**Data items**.
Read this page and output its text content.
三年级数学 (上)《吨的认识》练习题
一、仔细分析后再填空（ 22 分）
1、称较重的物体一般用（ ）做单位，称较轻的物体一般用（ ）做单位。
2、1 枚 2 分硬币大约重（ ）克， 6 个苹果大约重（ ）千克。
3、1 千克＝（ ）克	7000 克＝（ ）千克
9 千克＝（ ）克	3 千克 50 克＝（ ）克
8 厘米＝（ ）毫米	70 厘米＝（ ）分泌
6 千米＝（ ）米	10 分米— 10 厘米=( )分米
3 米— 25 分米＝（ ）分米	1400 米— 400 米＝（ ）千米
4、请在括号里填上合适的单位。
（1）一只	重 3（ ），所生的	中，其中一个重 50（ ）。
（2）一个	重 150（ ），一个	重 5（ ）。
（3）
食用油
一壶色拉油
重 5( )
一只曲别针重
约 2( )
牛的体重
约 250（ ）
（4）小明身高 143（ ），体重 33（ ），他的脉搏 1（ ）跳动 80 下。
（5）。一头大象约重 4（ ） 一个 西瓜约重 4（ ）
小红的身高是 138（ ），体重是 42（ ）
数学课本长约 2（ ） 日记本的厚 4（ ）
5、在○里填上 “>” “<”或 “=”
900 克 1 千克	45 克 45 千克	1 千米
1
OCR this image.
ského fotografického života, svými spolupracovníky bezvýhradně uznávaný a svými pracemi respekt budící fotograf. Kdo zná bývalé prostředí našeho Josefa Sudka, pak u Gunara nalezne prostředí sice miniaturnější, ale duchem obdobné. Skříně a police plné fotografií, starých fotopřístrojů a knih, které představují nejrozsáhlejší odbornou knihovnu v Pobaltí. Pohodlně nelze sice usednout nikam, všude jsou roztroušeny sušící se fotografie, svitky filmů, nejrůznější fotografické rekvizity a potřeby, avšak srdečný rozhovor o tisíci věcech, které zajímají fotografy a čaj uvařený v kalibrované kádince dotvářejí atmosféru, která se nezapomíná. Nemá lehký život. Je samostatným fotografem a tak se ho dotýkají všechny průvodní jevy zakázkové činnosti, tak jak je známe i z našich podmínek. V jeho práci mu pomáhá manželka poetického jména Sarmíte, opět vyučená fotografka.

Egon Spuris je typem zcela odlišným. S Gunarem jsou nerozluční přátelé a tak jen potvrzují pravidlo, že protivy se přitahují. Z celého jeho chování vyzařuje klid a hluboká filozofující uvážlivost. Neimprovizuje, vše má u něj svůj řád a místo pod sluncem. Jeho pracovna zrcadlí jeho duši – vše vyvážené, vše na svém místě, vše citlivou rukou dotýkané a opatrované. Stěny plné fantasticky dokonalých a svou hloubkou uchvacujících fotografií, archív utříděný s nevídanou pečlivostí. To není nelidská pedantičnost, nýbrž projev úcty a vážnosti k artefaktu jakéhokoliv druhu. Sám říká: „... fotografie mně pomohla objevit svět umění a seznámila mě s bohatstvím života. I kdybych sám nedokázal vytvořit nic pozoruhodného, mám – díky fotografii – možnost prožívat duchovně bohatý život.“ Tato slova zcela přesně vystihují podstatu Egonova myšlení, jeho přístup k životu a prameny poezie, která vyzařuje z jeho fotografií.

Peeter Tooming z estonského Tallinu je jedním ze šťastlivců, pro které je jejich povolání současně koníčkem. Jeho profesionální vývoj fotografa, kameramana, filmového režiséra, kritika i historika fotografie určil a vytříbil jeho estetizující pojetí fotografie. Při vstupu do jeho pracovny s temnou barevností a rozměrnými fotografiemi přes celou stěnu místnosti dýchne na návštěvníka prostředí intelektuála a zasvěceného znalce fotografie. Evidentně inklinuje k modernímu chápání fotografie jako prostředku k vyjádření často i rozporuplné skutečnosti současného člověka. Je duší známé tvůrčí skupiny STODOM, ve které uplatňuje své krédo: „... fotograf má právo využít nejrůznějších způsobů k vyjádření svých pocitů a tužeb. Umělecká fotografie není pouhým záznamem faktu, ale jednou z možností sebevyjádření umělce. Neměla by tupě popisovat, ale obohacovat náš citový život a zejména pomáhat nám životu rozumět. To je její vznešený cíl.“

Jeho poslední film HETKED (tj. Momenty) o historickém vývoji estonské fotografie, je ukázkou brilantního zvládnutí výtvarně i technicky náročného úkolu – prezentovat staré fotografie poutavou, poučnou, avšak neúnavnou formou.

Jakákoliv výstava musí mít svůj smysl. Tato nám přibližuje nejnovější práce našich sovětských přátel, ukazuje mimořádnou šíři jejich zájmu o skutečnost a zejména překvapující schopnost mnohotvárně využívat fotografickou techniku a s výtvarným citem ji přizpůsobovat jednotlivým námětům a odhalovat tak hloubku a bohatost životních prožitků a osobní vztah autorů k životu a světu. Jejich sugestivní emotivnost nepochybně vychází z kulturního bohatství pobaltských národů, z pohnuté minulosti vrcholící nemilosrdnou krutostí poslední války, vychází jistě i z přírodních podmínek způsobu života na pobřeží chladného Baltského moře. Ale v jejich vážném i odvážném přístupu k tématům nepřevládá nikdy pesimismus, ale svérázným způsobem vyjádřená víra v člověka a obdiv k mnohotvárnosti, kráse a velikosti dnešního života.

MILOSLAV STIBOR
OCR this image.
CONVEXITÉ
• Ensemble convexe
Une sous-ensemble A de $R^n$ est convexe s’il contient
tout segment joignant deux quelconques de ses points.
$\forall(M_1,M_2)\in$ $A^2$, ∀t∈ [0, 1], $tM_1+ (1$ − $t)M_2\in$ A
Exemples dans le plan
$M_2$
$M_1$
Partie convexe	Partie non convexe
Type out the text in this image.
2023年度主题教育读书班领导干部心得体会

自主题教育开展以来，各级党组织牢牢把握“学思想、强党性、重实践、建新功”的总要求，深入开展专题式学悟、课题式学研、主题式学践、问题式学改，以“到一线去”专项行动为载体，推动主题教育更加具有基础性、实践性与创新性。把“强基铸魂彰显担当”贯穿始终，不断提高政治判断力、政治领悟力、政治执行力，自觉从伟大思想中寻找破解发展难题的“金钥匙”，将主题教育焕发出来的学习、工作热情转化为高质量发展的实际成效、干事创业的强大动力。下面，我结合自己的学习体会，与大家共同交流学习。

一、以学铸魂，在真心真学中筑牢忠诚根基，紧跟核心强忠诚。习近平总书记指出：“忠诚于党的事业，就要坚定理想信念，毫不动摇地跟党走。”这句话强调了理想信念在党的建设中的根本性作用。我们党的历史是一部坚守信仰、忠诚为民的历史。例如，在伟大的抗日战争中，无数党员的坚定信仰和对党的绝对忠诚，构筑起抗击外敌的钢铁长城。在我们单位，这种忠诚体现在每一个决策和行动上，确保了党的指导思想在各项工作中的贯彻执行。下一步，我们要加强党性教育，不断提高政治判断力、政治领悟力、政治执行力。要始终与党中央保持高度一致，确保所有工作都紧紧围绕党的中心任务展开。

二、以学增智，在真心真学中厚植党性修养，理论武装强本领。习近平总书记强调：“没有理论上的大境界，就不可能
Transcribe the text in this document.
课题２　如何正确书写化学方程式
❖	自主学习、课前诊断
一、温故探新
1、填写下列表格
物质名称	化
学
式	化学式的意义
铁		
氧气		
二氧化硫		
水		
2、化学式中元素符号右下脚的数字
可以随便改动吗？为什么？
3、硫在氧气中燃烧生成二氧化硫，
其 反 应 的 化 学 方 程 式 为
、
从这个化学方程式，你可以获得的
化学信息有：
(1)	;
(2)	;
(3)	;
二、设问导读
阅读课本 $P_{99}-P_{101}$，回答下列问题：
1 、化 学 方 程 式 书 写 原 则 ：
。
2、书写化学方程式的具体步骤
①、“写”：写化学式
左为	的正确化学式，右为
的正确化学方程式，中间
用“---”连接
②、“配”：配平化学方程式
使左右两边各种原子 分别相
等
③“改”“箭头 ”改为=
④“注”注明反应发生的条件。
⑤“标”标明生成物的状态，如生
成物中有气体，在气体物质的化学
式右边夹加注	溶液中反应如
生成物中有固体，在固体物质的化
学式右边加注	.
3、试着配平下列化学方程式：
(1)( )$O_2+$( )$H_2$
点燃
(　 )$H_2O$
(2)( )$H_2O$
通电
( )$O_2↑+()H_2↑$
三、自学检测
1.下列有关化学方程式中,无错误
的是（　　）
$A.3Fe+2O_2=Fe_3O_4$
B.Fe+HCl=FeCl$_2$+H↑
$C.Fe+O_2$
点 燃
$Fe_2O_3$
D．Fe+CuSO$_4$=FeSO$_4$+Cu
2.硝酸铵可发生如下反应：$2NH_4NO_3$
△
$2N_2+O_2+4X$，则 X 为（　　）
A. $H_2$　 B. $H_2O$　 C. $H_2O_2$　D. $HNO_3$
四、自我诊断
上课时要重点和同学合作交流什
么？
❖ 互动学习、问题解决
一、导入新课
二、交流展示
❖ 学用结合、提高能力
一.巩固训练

**Task instructions**.
Only the lines from the one containing "Type out the text in this image." to the end of the data should be printed, exactly as they stand.

**Exercise solution**.
Type out the text in this image.
2023年度主题教育读书班领导干部心得体会

自主题教育开展以来，各级党组织牢牢把握“学思想、强党性、重实践、建新功”的总要求，深入开展专题式学悟、课题式学研、主题式学践、问题式学改，以“到一线去”专项行动为载体，推动主题教育更加具有基础性、实践性与创新性。把“强基铸魂彰显担当”贯穿始终，不断提高政治判断力、政治领悟力、政治执行力，自觉从伟大思想中寻找破解发展难题的“金钥匙”，将主题教育焕发出来的学习、工作热情转化为高质量发展的实际成效、干事创业的强大动力。下面，我结合自己的学习体会，与大家共同交流学习。

一、以学铸魂，在真心真学中筑牢忠诚根基，紧跟核心强忠诚。习近平总书记指出：“忠诚于党的事业，就要坚定理想信念，毫不动摇地跟党走。”这句话强调了理想信念在党的建设中的根本性作用。我们党的历史是一部坚守信仰、忠诚为民的历史。例如，在伟大的抗日战争中，无数党员的坚定信仰和对党的绝对忠诚，构筑起抗击外敌的钢铁长城。在我们单位，这种忠诚体现在每一个决策和行动上，确保了党的指导思想在各项工作中的贯彻执行。下一步，我们要加强党性教育，不断提高政治判断力、政治领悟力、政治执行力。要始终与党中央保持高度一致，确保所有工作都紧紧围绕党的中心任务展开。

二、以学增智，在真心真学中厚植党性修养，理论武装强本领。习近平总书记强调：“没有理论上的大境界，就不可能
Transcribe the text in this document.
课题２　如何正确书写化学方程式
❖	自主学习、课前诊断
一、温故探新
1、填写下列表格
物质名称	化
学
式	化学式的意义
铁		
氧气		
二氧化硫		
水		
2、化学式中元素符号右下脚的数字
可以随便改动吗？为什么？
3、硫在氧气中燃烧生成二氧化硫，
其 反 应 的 化 学 方 程 式 为
、
从这个化学方程式，你可以获得的
化学信息有：
(1)	;
(2)	;
(3)	;
二、设问导读
阅读课本 $P_{99}-P_{101}$，回答下列问题：
1 、化 学 方 程 式 书 写 原 则 ：
。
2、书写化学方程式的具体步骤
①、“写”：写化学式
左为	的正确化学式，右为
的正确化学方程式，中间
用“---”连接
②、“配”：配平化学方程式
使左右两边各种原子 分别相
等
③“改”“箭头 ”改为=
④“注”注明反应发生的条件。
⑤“标”标明生成物的状态，如生
成物中有气体，在气体物质的化学
式右边夹加注	溶液中反应如
生成物中有固体，在固体物质的化
学式右边加注	.
3、试着配平下列化学方程式：
(1)( )$O_2+$( )$H_2$
点燃
(　 )$H_2O$
(2)( )$H_2O$
通电
( )$O_2↑+()H_2↑$
三、自学检测
1.下列有关化学方程式中,无错误
的是（　　）
$A.3Fe+2O_2=Fe_3O_4$
B.Fe+HCl=FeCl$_2$+H↑
$C.Fe+O_2$
点 燃
$Fe_2O_3$
D．Fe+CuSO$_4$=FeSO$_4$+Cu
2.硝酸铵可发生如下反应：$2NH_4NO_3$
△
$2N_2+O_2+4X$，则 X 为（　　）
A. $H_2$　 B. $H_2O$　 C. $H_2O_2$　D. $HNO_3$
四、自我诊断
上课时要重点和同学合作交流什
么？
❖ 互动学习、问题解决
一、导入新课
二、交流展示
❖ 学用结合、提高能力
一.巩固训练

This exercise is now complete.